■ DIRECTIONS
Starting at the first line of the records and ending at the line that contains "- point-central-america: [864, 781, 883, 800]", put each line into a JSON list of strings, one string per line, and leave out any blank lines.

■ RAW RECORDS
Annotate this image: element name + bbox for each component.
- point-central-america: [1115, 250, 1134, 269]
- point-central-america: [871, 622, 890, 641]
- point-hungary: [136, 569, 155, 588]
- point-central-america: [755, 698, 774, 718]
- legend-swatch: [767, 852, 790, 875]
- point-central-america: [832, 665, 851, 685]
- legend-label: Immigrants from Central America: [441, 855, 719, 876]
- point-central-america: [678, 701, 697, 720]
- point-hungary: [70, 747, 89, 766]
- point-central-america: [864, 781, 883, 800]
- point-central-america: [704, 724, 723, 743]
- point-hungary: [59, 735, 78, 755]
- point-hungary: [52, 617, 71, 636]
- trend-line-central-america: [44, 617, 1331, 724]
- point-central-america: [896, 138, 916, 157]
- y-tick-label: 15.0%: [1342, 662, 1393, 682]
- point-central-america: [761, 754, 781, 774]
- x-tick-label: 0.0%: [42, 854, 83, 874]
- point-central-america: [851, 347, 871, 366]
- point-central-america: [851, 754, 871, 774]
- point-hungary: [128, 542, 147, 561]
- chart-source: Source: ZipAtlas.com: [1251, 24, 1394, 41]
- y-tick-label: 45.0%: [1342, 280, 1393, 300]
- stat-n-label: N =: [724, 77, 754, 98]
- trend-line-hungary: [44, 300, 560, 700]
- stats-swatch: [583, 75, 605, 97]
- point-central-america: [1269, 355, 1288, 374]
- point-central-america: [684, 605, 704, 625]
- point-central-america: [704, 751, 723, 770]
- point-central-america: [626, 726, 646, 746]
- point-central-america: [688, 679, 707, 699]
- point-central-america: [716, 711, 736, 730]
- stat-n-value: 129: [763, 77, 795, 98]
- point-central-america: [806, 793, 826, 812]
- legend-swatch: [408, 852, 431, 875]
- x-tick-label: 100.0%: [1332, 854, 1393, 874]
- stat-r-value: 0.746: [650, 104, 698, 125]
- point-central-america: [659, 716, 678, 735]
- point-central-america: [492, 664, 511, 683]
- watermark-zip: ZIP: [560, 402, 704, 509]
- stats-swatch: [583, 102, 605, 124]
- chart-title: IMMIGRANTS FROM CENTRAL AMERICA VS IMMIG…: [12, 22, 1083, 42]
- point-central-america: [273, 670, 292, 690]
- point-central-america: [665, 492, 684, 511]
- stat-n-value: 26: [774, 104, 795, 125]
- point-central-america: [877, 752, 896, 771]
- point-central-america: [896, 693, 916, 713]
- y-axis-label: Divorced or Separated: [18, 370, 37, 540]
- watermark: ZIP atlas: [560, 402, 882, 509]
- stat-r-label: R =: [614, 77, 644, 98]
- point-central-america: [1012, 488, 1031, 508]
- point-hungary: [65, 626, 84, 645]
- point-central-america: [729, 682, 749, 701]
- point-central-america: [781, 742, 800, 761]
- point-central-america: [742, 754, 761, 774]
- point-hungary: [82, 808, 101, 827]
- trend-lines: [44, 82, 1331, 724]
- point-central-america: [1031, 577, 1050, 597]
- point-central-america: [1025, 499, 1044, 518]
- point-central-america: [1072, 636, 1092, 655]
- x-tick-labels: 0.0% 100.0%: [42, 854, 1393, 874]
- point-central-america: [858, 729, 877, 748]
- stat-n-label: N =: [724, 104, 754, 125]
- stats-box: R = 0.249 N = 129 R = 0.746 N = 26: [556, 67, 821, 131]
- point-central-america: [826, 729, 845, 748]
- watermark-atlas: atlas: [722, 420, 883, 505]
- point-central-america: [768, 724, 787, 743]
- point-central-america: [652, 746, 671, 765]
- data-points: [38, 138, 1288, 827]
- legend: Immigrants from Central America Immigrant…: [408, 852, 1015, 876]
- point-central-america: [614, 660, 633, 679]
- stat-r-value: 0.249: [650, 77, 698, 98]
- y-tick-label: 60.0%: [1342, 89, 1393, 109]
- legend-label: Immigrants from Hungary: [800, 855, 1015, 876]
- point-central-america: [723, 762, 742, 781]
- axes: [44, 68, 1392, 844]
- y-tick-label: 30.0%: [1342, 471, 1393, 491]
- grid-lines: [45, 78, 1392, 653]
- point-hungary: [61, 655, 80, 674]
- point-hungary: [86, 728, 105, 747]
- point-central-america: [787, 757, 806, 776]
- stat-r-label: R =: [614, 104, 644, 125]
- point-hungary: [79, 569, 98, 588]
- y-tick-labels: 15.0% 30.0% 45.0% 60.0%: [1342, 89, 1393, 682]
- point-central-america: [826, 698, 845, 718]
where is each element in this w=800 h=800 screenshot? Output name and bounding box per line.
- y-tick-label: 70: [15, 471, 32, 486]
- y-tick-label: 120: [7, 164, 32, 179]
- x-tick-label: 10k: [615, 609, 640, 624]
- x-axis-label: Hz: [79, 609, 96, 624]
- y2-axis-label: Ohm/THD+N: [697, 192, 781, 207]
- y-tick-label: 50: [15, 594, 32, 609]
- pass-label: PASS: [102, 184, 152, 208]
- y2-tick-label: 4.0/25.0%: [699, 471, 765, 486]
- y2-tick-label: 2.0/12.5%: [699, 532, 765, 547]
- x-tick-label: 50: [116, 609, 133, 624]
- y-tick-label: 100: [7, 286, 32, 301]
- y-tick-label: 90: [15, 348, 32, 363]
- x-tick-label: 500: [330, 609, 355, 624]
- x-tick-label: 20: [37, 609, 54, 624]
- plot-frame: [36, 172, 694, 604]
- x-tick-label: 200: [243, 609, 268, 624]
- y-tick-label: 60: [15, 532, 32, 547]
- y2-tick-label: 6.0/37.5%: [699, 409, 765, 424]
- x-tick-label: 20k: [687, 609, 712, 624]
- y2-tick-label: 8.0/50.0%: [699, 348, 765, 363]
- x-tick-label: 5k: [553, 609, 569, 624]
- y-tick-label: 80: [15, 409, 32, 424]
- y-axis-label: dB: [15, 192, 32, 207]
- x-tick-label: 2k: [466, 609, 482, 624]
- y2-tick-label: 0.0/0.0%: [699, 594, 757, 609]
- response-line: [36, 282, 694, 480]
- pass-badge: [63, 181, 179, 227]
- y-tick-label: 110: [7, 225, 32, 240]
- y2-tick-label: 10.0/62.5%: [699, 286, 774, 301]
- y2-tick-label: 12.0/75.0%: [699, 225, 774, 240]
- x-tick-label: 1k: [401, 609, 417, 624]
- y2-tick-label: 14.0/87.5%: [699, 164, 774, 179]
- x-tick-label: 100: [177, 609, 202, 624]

■ ANSWER TO THE TASK
[
  "Annotate this image: element name + bbox for each component.",
  "- point-central-america: [1115, 250, 1134, 269]",
  "- point-central-america: [871, 622, 890, 641]",
  "- point-hungary: [136, 569, 155, 588]",
  "- point-central-america: [755, 698, 774, 718]",
  "- legend-swatch: [767, 852, 790, 875]",
  "- point-central-america: [832, 665, 851, 685]",
  "- legend-label: Immigrants from Central America: [441, 855, 719, 876]",
  "- point-central-america: [678, 701, 697, 720]",
  "- point-hungary: [70, 747, 89, 766]",
  "- point-central-america: [864, 781, 883, 800]"
]